== EXERCISE DETAILS ==
Look through the data below. Show each line where the string "Montag" occurs.

== LISTED ENTRIES ==
━━━━━━━━

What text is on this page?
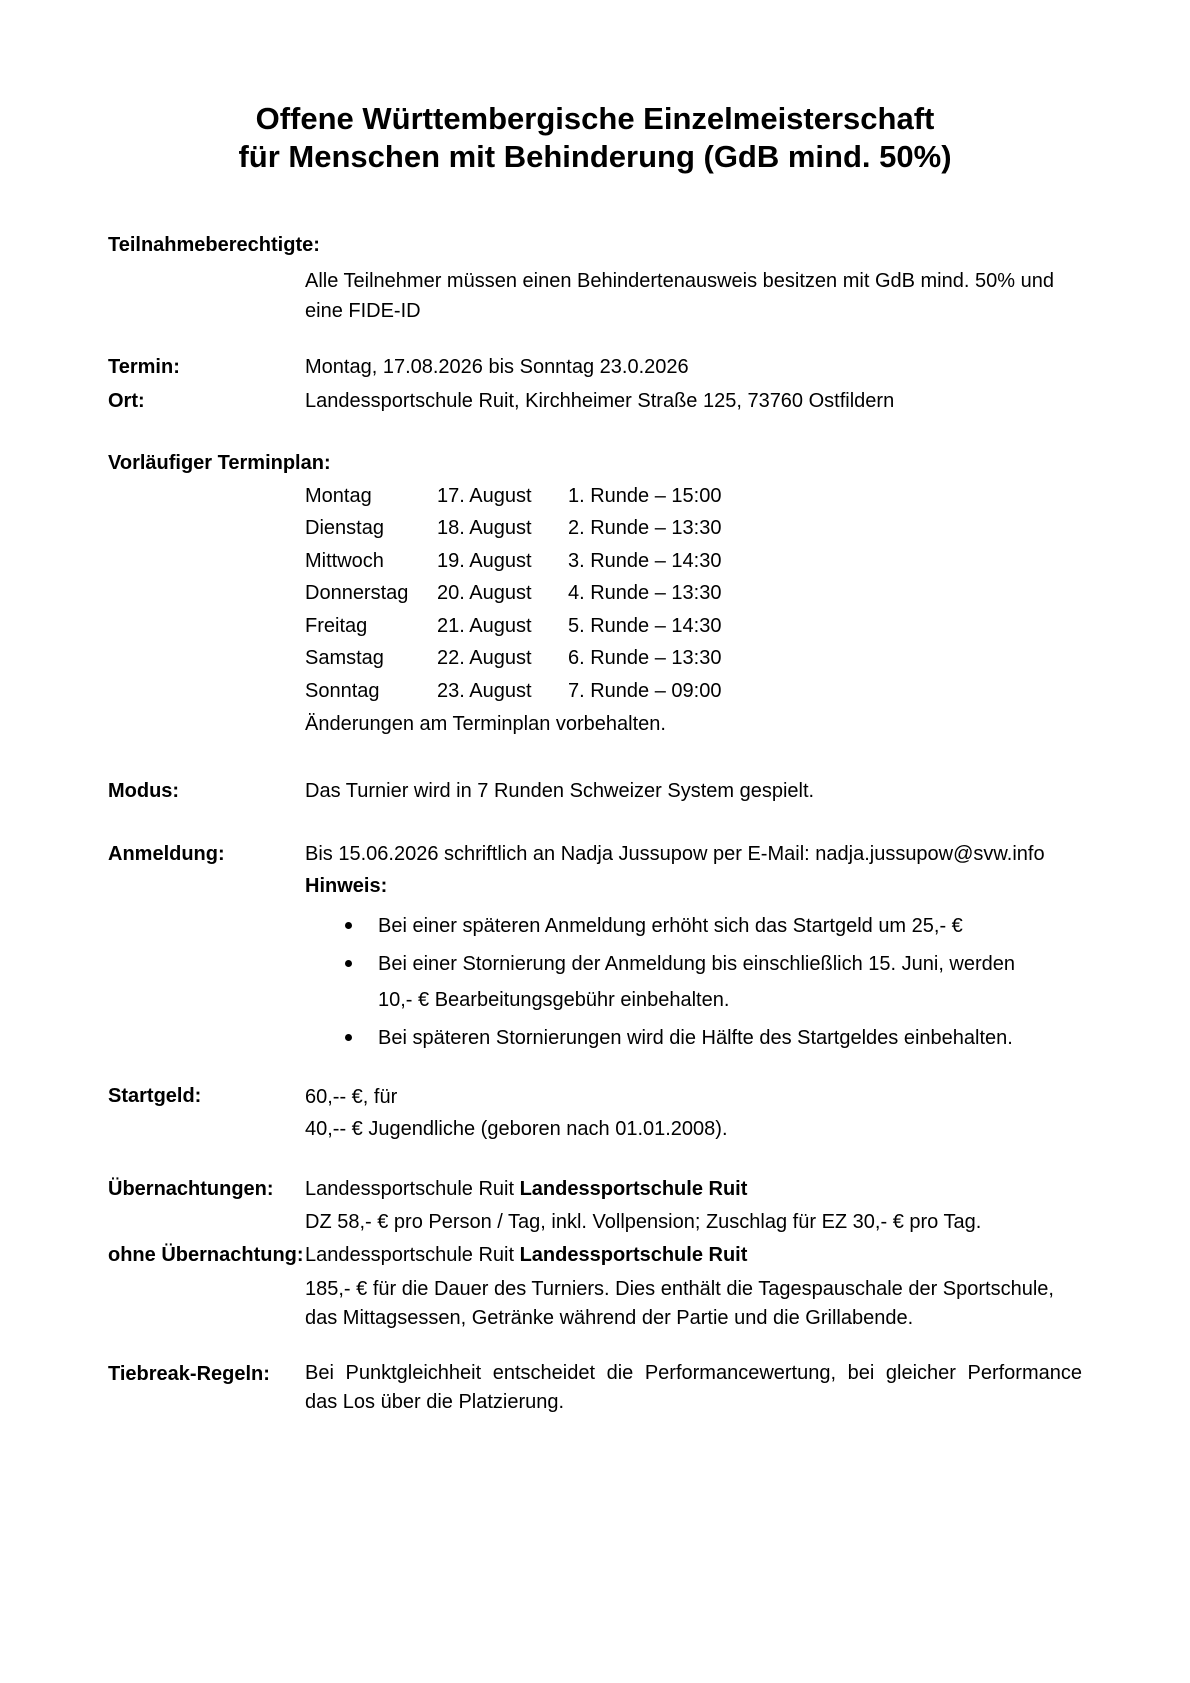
Offene Württembergische Einzelmeisterschaft
für Menschen mit Behinderung (GdB mind. 50%)
Teilnahmeberechtigte:
Alle Teilnehmer müssen einen Behindertenausweis besitzen mit GdB mind. 50% und
eine FIDE-ID
Termin:	Montag, 17.08.2026 bis Sonntag 23.0.2026
Ort:	Landessportschule Ruit, Kirchheimer Straße 125, 73760 Ostfildern
Vorläufiger Terminplan:
Montag	17. August	1. Runde – 15:00
Dienstag	18. August	2. Runde – 13:30
Mittwoch	19. August	3. Runde – 14:30
Donnerstag	20. August	4. Runde – 13:30
Freitag	21. August	5. Runde – 14:30
Samstag	22. August	6. Runde – 13:30
Sonntag	23. August	7. Runde – 09:00
Änderungen am Terminplan vorbehalten.
Modus:	Das Turnier wird in 7 Runden Schweizer System gespielt.
Anmeldung:	Bis 15.06.2026 schriftlich an Nadja Jussupow per E-Mail: nadja.jussupow@svw.info
Hinweis:
Bei einer späteren Anmeldung erhöht sich das Startgeld um 25,- €
Bei einer Stornierung der Anmeldung bis einschließlich 15. Juni, werden
10,- € Bearbeitungsgebühr einbehalten.
Bei späteren Stornierungen wird die Hälfte des Startgeldes einbehalten.
Startgeld:	60,-- €, für
40,-- € Jugendliche (geboren nach 01.01.2008).
Übernachtungen:	Landessportschule Ruit Landessportschule Ruit
DZ 58,- € pro Person / Tag, inkl. Vollpension; Zuschlag für EZ 30,- € pro Tag.
ohne Übernachtung: Landessportschule Ruit Landessportschule Ruit
185,- € für die Dauer des Turniers. Dies enthält die Tagespauschale der Sportschule,
das Mittagsessen, Getränke während der Partie und die Grillabende.
Tiebreak-Regeln:	Bei Punktgleichheit entscheidet die Performancewertung, bei gleicher Performance
das Los über die Platzierung.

━━━━━━━━

== EXPECTED ANSWER ==
Termin:	Montag, 17.08.2026 bis Sonntag 23.0.2026
Montag	17. August	1. Runde – 15:00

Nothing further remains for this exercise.